[Data records]
● ● ● ● ●
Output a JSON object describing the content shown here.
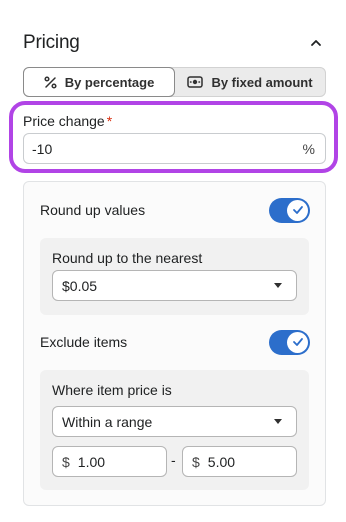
{
  "header": {
    "title": "Pricing"
  },
  "mode_tabs": [
    {
      "label": "By percentage",
      "icon": "percent-icon",
      "active": true
    },
    {
      "label": "By fixed amount",
      "icon": "cash-icon",
      "active": false
    }
  ],
  "price_change": {
    "label": "Price change",
    "required_mark": "*",
    "value": "-10",
    "suffix": "%"
  },
  "round_up": {
    "label": "Round up values",
    "enabled": true,
    "nearest_label": "Round up to the nearest",
    "nearest_value": "$0.05"
  },
  "exclude": {
    "label": "Exclude items",
    "enabled": true,
    "condition_label": "Where item price is",
    "condition_value": "Within a range",
    "currency_symbol": "$",
    "min": "1.00",
    "max": "5.00",
    "range_separator": "-"
  },
  "colors": {
    "accent": "#2c6ecb",
    "highlight": "#b144e6",
    "required": "#d72c0d"
  }
}
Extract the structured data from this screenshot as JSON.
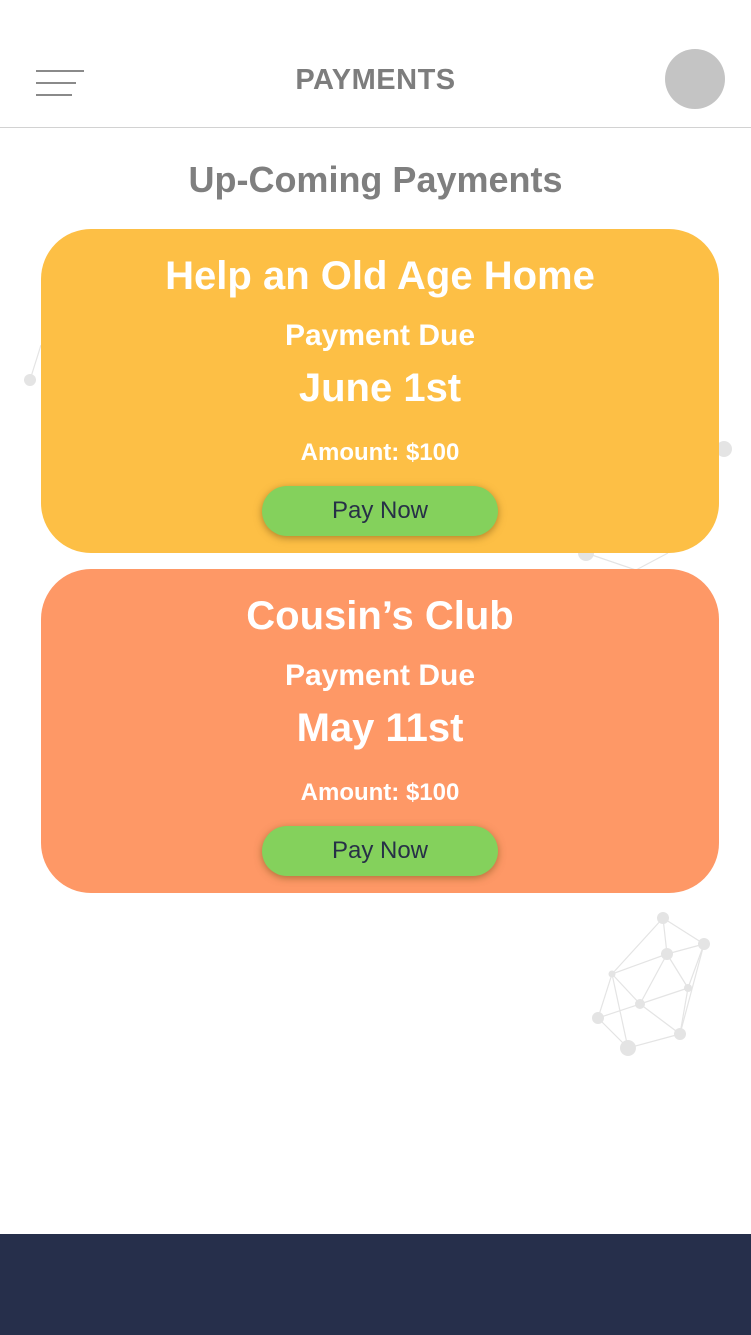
{
  "header": {
    "title": "PAYMENTS",
    "menu_icon": "hamburger-menu-icon",
    "avatar_color": "#c4c4c4"
  },
  "section": {
    "title": "Up-Coming Payments"
  },
  "payments": [
    {
      "name": "Help an Old Age Home",
      "due_label": "Payment Due",
      "due_date": "June 1st",
      "amount": "Amount: $100",
      "button_label": "Pay Now",
      "color": "#fdbf45"
    },
    {
      "name": "Cousin’s Club",
      "due_label": "Payment Due",
      "due_date": "May 11st",
      "amount": "Amount: $100",
      "button_label": "Pay Now",
      "color": "#fe9866"
    }
  ],
  "colors": {
    "button": "#84d15c",
    "button_text": "#273047",
    "footer": "#262f4b",
    "heading_text": "#7d7d7d"
  }
}
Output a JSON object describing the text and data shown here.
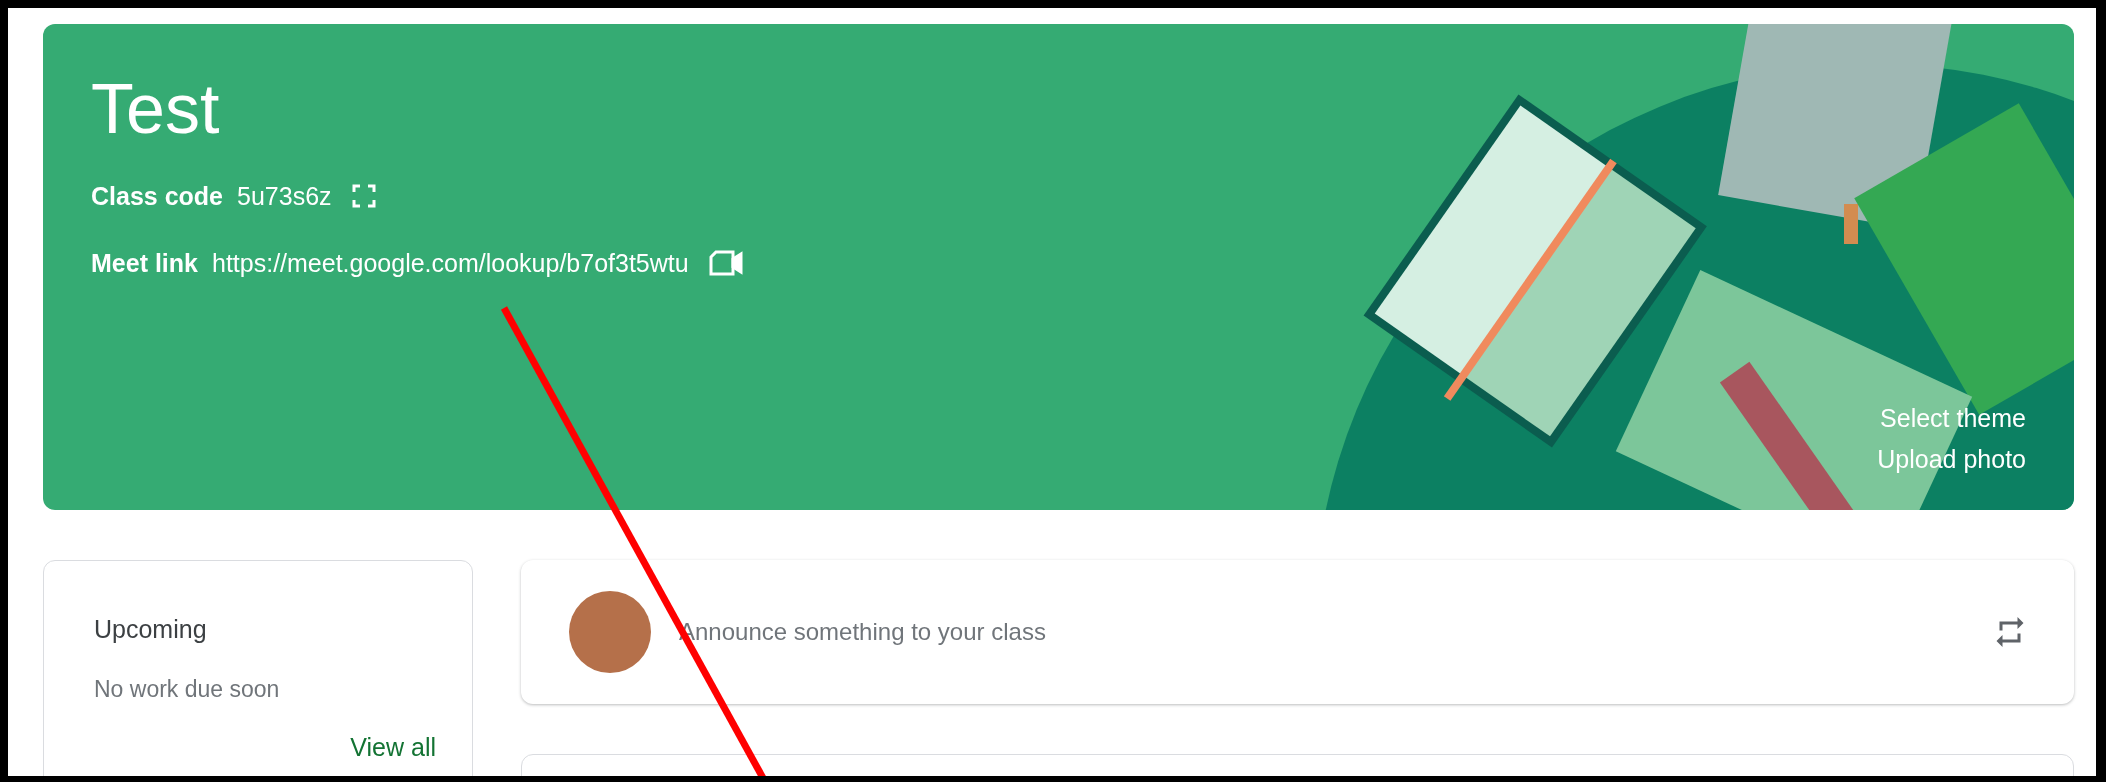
{
  "class": {
    "title": "Test",
    "class_code_label": "Class code",
    "class_code": "5u73s6z",
    "meet_link_label": "Meet link",
    "meet_link": "https://meet.google.com/lookup/b7of3t5wtu",
    "theme_actions": [
      "Select theme",
      "Upload photo"
    ]
  },
  "upcoming": {
    "title": "Upcoming",
    "empty_message": "No work due soon",
    "view_all": "View all"
  },
  "announce": {
    "placeholder": "Announce something to your class"
  }
}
● ● ● ● ●
**Written task:** State the number of lines in the records that include "object", and write nothing else.

**Answer for this exercise:** 2